── DATASET ENTRIES

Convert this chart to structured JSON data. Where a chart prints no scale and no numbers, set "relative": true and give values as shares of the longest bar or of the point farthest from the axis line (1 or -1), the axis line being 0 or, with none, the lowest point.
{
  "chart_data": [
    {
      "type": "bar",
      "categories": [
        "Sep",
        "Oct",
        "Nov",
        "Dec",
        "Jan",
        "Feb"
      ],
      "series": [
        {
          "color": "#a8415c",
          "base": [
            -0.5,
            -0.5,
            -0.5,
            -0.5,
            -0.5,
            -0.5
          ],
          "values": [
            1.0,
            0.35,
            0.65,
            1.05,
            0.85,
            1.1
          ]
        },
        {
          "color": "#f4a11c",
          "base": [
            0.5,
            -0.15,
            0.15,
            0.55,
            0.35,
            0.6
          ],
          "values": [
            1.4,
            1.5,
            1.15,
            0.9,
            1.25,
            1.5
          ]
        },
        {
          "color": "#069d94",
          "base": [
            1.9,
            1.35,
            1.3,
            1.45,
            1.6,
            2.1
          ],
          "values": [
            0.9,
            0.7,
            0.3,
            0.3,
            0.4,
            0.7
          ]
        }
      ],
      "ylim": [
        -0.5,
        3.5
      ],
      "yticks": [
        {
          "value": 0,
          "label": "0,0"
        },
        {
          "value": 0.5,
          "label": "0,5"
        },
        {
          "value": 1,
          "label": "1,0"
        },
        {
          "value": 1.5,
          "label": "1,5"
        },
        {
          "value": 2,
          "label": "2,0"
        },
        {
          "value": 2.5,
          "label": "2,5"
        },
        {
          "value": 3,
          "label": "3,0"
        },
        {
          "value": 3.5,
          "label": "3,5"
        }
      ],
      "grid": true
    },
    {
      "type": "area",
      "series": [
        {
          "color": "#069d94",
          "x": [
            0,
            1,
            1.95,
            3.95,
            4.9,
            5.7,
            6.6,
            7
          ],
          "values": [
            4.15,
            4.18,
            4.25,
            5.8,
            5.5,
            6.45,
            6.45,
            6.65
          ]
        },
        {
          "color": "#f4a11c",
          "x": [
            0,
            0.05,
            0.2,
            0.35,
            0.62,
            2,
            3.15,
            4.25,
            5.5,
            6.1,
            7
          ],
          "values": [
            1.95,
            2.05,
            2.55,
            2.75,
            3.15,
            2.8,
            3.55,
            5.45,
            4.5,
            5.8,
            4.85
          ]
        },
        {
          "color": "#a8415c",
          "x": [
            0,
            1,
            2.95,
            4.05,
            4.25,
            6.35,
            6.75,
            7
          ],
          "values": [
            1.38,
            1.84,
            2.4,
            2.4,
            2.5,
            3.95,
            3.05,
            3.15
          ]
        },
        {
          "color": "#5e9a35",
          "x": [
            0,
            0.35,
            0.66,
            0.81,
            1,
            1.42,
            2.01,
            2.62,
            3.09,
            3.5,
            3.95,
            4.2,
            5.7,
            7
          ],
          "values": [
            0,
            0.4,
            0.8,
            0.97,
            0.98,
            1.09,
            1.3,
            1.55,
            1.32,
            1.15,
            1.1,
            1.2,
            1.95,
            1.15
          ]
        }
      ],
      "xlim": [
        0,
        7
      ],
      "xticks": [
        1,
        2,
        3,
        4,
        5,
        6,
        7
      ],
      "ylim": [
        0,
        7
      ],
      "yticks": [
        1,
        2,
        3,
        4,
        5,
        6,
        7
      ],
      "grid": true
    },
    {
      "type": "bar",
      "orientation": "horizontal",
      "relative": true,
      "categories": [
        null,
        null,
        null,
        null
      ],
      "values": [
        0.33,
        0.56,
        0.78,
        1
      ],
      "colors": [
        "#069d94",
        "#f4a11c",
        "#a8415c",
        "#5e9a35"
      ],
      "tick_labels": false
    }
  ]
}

────

Copy, from the material, each line that holds the string "true".

EXERCISE SOLUTION -
Convert this chart to structured JSON data. Where a chart prints no scale and no numbers, set "relative": true and give values as shares of the longest bar or of the point farthest from the axis line (1 or -1), the axis line being 0 or, with none, the lowest point.
      "grid": true
      "grid": true
      "relative": true,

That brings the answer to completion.